◆ Set problem: Reproduce every entry that follows word for word, but omit the images.

◆ Stored data:

Begin

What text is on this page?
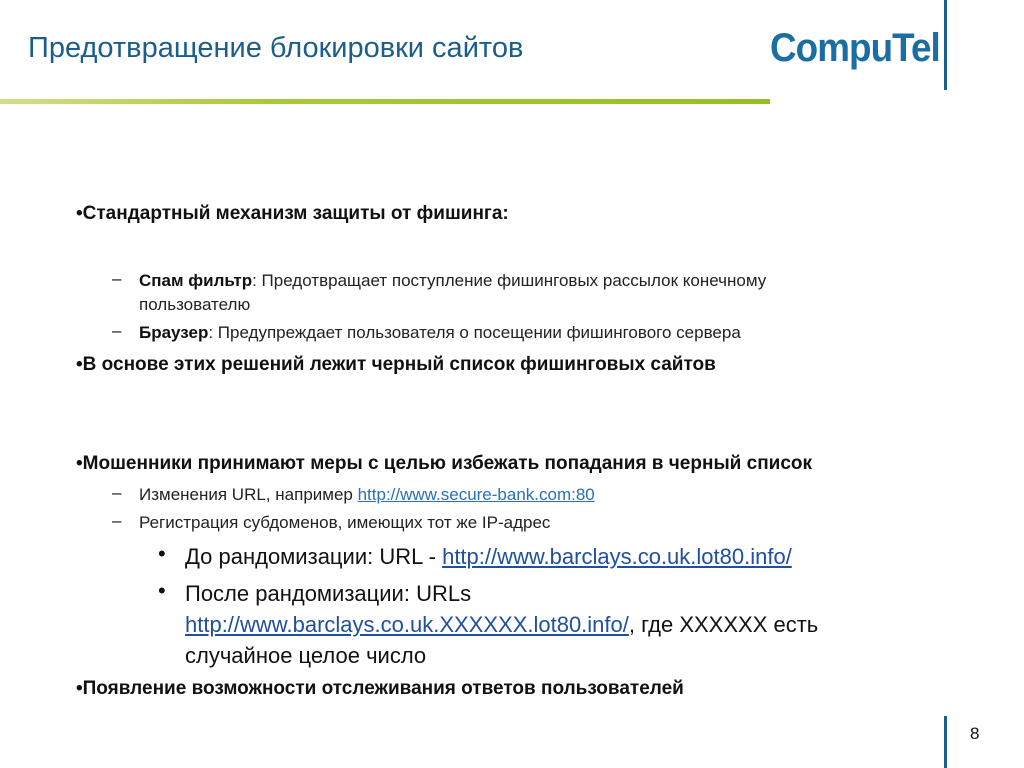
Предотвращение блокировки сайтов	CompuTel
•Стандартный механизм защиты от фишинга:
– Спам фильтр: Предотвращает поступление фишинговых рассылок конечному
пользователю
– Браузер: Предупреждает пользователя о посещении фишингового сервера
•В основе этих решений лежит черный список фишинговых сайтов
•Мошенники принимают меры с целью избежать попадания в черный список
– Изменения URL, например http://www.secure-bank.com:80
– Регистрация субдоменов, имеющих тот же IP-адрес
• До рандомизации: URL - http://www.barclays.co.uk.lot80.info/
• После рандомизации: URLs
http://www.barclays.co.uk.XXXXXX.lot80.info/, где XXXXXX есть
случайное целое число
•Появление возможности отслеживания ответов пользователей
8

End

◆ Worked solution:
What text is on this page?
Предотвращение блокировки сайтов	CompuTel
•Стандартный механизм защиты от фишинга:
– Спам фильтр: Предотвращает поступление фишинговых рассылок конечному
пользователю
– Браузер: Предупреждает пользователя о посещении фишингового сервера
•В основе этих решений лежит черный список фишинговых сайтов
•Мошенники принимают меры с целью избежать попадания в черный список
– Изменения URL, например http://www.secure-bank.com:80
– Регистрация субдоменов, имеющих тот же IP-адрес
• До рандомизации: URL - http://www.barclays.co.uk.lot80.info/
• После рандомизации: URLs
http://www.barclays.co.uk.XXXXXX.lot80.info/, где XXXXXX есть
случайное целое число
•Появление возможности отслеживания ответов пользователей
8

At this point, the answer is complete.